= GIVEN REQUEST =
Extract the entries in their exact form.

= DATA TO PROCESS =
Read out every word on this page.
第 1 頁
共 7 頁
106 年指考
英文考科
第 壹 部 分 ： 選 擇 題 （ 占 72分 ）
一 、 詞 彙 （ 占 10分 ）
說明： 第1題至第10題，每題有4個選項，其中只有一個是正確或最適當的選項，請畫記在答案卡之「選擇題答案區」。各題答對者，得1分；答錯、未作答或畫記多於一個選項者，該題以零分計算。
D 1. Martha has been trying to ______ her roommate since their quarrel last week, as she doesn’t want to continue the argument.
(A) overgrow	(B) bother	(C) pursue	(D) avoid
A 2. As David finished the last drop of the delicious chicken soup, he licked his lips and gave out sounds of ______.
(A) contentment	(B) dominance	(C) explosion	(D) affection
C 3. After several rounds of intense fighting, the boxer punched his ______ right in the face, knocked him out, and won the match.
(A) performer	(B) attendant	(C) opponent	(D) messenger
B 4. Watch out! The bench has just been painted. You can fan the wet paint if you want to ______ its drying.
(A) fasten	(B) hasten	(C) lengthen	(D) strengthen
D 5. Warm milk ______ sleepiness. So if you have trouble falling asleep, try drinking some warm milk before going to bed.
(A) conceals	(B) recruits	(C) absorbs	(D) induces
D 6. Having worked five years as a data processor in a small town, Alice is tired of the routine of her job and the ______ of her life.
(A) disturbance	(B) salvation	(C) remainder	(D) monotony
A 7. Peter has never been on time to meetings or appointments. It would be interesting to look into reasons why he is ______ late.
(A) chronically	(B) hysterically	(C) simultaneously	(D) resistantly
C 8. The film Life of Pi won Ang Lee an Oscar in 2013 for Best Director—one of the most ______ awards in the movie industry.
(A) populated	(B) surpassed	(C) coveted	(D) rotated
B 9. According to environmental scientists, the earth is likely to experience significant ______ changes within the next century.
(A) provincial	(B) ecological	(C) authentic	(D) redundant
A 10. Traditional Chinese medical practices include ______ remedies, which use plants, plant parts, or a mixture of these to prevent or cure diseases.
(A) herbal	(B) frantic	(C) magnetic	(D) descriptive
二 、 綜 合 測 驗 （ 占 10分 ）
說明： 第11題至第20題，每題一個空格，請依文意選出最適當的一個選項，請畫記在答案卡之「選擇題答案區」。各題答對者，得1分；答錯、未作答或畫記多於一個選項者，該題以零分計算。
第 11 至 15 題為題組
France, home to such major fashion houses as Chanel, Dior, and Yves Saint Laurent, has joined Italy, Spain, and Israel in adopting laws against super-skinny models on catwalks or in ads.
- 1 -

= CORRECT OUTPUT =
Read out every word on this page.
第 1 頁
共 7 頁
106 年指考
英文考科
第 壹 部 分 ： 選 擇 題 （ 占 72分 ）
一 、 詞 彙 （ 占 10分 ）
說明： 第1題至第10題，每題有4個選項，其中只有一個是正確或最適當的選項，請畫記在答案卡之「選擇題答案區」。各題答對者，得1分；答錯、未作答或畫記多於一個選項者，該題以零分計算。
D 1. Martha has been trying to ______ her roommate since their quarrel last week, as she doesn’t want to continue the argument.
(A) overgrow	(B) bother	(C) pursue	(D) avoid
A 2. As David finished the last drop of the delicious chicken soup, he licked his lips and gave out sounds of ______.
(A) contentment	(B) dominance	(C) explosion	(D) affection
C 3. After several rounds of intense fighting, the boxer punched his ______ right in the face, knocked him out, and won the match.
(A) performer	(B) attendant	(C) opponent	(D) messenger
B 4. Watch out! The bench has just been painted. You can fan the wet paint if you want to ______ its drying.
(A) fasten	(B) hasten	(C) lengthen	(D) strengthen
D 5. Warm milk ______ sleepiness. So if you have trouble falling asleep, try drinking some warm milk before going to bed.
(A) conceals	(B) recruits	(C) absorbs	(D) induces
D 6. Having worked five years as a data processor in a small town, Alice is tired of the routine of her job and the ______ of her life.
(A) disturbance	(B) salvation	(C) remainder	(D) monotony
A 7. Peter has never been on time to meetings or appointments. It would be interesting to look into reasons why he is ______ late.
(A) chronically	(B) hysterically	(C) simultaneously	(D) resistantly
C 8. The film Life of Pi won Ang Lee an Oscar in 2013 for Best Director—one of the most ______ awards in the movie industry.
(A) populated	(B) surpassed	(C) coveted	(D) rotated
B 9. According to environmental scientists, the earth is likely to experience significant ______ changes within the next century.
(A) provincial	(B) ecological	(C) authentic	(D) redundant
A 10. Traditional Chinese medical practices include ______ remedies, which use plants, plant parts, or a mixture of these to prevent or cure diseases.
(A) herbal	(B) frantic	(C) magnetic	(D) descriptive
二 、 綜 合 測 驗 （ 占 10分 ）
說明： 第11題至第20題，每題一個空格，請依文意選出最適當的一個選項，請畫記在答案卡之「選擇題答案區」。各題答對者，得1分；答錯、未作答或畫記多於一個選項者，該題以零分計算。
第 11 至 15 題為題組
France, home to such major fashion houses as Chanel, Dior, and Yves Saint Laurent, has joined Italy, Spain, and Israel in adopting laws against super-skinny models on catwalks or in ads.
- 1 -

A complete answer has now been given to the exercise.